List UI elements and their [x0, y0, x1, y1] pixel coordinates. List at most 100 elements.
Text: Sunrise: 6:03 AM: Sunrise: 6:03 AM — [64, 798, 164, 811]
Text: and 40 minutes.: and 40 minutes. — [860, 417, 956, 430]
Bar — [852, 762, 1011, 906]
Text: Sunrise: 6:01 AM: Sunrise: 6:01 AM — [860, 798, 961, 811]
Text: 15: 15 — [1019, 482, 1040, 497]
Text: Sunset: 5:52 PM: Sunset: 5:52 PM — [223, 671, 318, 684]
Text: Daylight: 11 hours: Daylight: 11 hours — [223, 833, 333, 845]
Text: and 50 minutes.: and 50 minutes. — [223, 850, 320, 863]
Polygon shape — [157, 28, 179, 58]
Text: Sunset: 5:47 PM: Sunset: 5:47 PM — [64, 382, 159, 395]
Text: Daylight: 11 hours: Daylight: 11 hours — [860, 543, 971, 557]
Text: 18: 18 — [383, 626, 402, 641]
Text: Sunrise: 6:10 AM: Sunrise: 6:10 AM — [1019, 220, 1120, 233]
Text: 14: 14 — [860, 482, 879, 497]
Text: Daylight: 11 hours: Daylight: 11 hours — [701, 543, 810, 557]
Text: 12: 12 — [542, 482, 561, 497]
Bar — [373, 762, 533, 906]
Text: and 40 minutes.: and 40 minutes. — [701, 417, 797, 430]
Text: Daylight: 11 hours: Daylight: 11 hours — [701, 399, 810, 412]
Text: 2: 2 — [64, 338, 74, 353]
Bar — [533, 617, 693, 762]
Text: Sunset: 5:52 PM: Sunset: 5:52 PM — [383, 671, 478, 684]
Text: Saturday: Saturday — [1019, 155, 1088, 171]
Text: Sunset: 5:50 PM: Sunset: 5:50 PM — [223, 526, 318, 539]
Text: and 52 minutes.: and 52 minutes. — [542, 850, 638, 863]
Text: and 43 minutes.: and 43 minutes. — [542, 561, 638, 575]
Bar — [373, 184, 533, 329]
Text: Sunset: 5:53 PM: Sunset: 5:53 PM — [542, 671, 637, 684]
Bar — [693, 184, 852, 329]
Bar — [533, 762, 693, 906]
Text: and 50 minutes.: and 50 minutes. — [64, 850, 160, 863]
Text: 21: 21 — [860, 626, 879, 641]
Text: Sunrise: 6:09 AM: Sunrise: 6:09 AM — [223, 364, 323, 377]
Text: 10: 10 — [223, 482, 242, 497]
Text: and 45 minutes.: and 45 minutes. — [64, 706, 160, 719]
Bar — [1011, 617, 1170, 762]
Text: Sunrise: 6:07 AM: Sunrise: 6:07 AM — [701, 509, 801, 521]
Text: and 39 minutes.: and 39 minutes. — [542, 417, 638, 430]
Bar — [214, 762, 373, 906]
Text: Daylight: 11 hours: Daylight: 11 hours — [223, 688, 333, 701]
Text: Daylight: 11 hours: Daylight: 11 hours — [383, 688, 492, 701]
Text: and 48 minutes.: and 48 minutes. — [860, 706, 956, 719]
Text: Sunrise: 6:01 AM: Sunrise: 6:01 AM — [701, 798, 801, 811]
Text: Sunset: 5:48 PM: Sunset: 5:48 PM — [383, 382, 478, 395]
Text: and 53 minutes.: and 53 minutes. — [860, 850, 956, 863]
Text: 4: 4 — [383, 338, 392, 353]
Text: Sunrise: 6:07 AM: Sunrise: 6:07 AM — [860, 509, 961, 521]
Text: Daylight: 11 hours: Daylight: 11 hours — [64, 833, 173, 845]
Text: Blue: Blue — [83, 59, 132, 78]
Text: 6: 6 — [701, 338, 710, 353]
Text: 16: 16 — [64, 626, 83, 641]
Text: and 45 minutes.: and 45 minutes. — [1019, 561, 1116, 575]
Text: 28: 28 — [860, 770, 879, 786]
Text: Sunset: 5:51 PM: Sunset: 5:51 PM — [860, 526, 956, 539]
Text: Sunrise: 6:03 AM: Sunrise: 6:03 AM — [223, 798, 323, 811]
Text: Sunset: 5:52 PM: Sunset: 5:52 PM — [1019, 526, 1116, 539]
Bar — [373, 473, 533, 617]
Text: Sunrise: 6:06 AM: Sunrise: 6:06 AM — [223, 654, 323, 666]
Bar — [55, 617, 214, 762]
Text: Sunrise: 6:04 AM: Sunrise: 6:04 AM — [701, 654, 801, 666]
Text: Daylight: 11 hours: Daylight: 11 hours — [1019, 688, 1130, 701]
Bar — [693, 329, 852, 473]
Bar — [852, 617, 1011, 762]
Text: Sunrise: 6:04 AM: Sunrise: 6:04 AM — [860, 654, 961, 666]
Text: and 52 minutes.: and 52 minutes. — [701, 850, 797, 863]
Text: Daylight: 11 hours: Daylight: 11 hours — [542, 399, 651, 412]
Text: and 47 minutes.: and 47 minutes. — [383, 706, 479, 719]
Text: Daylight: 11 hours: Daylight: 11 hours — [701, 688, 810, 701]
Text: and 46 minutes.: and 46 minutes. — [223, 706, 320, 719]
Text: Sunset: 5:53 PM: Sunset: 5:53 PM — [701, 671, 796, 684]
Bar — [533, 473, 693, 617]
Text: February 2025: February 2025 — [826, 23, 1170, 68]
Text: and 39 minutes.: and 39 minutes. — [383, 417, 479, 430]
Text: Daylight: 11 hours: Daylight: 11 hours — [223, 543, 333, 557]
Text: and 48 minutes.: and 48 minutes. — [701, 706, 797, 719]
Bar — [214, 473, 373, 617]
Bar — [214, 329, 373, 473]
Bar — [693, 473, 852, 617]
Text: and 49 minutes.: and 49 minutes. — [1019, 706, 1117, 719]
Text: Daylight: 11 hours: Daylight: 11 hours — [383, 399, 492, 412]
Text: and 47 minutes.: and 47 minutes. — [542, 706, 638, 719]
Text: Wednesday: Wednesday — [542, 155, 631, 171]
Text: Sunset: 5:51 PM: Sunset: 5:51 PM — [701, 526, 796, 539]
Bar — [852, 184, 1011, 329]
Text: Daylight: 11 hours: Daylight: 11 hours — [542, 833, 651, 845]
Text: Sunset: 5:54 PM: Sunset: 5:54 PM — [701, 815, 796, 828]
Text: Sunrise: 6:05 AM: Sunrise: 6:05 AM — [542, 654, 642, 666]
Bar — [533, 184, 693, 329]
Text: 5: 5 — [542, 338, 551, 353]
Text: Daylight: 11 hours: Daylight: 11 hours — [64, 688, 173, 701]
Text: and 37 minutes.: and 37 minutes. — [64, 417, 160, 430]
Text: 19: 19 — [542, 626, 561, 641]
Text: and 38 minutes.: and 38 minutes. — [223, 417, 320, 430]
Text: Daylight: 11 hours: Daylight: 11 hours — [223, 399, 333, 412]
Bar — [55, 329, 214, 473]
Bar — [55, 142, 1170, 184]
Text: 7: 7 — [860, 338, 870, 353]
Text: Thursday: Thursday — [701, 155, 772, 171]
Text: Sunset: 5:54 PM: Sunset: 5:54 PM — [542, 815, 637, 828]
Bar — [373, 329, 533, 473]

···

#### WHAT IS ASKED
Arrange the stretch of the listing from its first line through the line that contains "850, 638, 863]" as a Markdown table with the columns Row and Listing line, numbering each row and omitting blank lines.

#### PROBLEM SOLUTION
| Row | Listing line |
|---|---|
| 1 | List UI elements and their [x0, y0, x1, y1] pixel coordinates. List at most 100 elements. |
| 2 | Text: Sunrise: 6:03 AM: Sunrise: 6:03 AM — [64, 798, 164, 811] |
| 3 | Text: and 40 minutes.: and 40 minutes. — [860, 417, 956, 430] |
| 4 | Bar — [852, 762, 1011, 906] |
| 5 | Text: Sunrise: 6:01 AM: Sunrise: 6:01 AM — [860, 798, 961, 811] |
| 6 | Text: 15: 15 — [1019, 482, 1040, 497] |
| 7 | Text: Sunset: 5:52 PM: Sunset: 5:52 PM — [223, 671, 318, 684] |
| 8 | Text: Daylight: 11 hours: Daylight: 11 hours — [223, 833, 333, 845] |
| 9 | Text: and 50 minutes.: and 50 minutes. — [223, 850, 320, 863] |
| 10 | Polygon shape — [157, 28, 179, 58] |
| 11 | Text: Sunset: 5:47 PM: Sunset: 5:47 PM — [64, 382, 159, 395] |
| 12 | Text: Daylight: 11 hours: Daylight: 11 hours — [860, 543, 971, 557] |
| 13 | Text: 18: 18 — [383, 626, 402, 641] |
| 14 | Text: Sunrise: 6:10 AM: Sunrise: 6:10 AM — [1019, 220, 1120, 233] |
| 15 | Text: 14: 14 — [860, 482, 879, 497] |
| 16 | Text: Daylight: 11 hours: Daylight: 11 hours — [701, 543, 810, 557] |
| 17 | Text: 12: 12 — [542, 482, 561, 497] |
| 18 | Bar — [373, 762, 533, 906] |
| 19 | Text: and 40 minutes.: and 40 minutes. — [701, 417, 797, 430] |
| 20 | Text: Daylight: 11 hours: Daylight: 11 hours — [701, 399, 810, 412] |
| 21 | Text: 2: 2 — [64, 338, 74, 353] |
| 22 | Bar — [533, 617, 693, 762] |
| 23 | Text: Sunset: 5:52 PM: Sunset: 5:52 PM — [383, 671, 478, 684] |
| 24 | Text: Saturday: Saturday — [1019, 155, 1088, 171] |
| 25 | Text: Sunset: 5:50 PM: Sunset: 5:50 PM — [223, 526, 318, 539] |
| 26 | Text: and 52 minutes.: and 52 minutes. — [542, 850, 638, 863] |